Description of the task
How many of the lines contain the string "mentions"? Give the number, with no other words.

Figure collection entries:

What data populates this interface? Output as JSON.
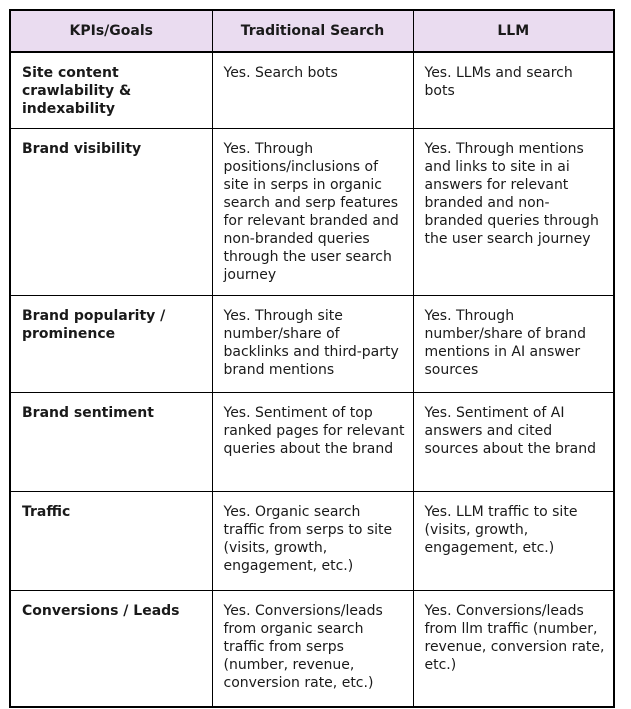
{
  "colors": {
    "header_background": "#eadcf0",
    "border": "#000000"
  },
  "table": {
    "headers": [
      "KPIs/Goals",
      "Traditional Search",
      "LLM"
    ],
    "rows": [
      {
        "goal": "Site content crawlability & indexability",
        "traditional_search": "Yes. Search bots",
        "llm": "Yes. LLMs and search bots"
      },
      {
        "goal": "Brand visibility",
        "traditional_search": "Yes. Through positions/inclusions of site in serps in organic search and serp features for relevant branded and non-branded queries through the user search journey",
        "llm": "Yes. Through mentions and links to site in ai answers for relevant branded and non-branded queries through the user search journey"
      },
      {
        "goal": "Brand popularity / prominence",
        "traditional_search": "Yes. Through site number/share of backlinks and third-party brand mentions",
        "llm": "Yes. Through number/share of brand mentions in AI answer sources"
      },
      {
        "goal": "Brand sentiment",
        "traditional_search": "Yes. Sentiment of top ranked pages for relevant queries about the brand",
        "llm": "Yes. Sentiment of AI answers and cited sources about the brand"
      },
      {
        "goal": "Traffic",
        "traditional_search": "Yes. Organic search traffic from serps to site (visits, growth, engagement, etc.)",
        "llm": "Yes. LLM traffic to site (visits, growth, engagement, etc.)"
      },
      {
        "goal": "Conversions / Leads",
        "traditional_search": "Yes. Conversions/leads from organic search traffic from serps (number, revenue, conversion rate, etc.)",
        "llm": "Yes. Conversions/leads from llm traffic (number, revenue, conversion rate, etc.)"
      }
    ]
  }
}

Result of the task
3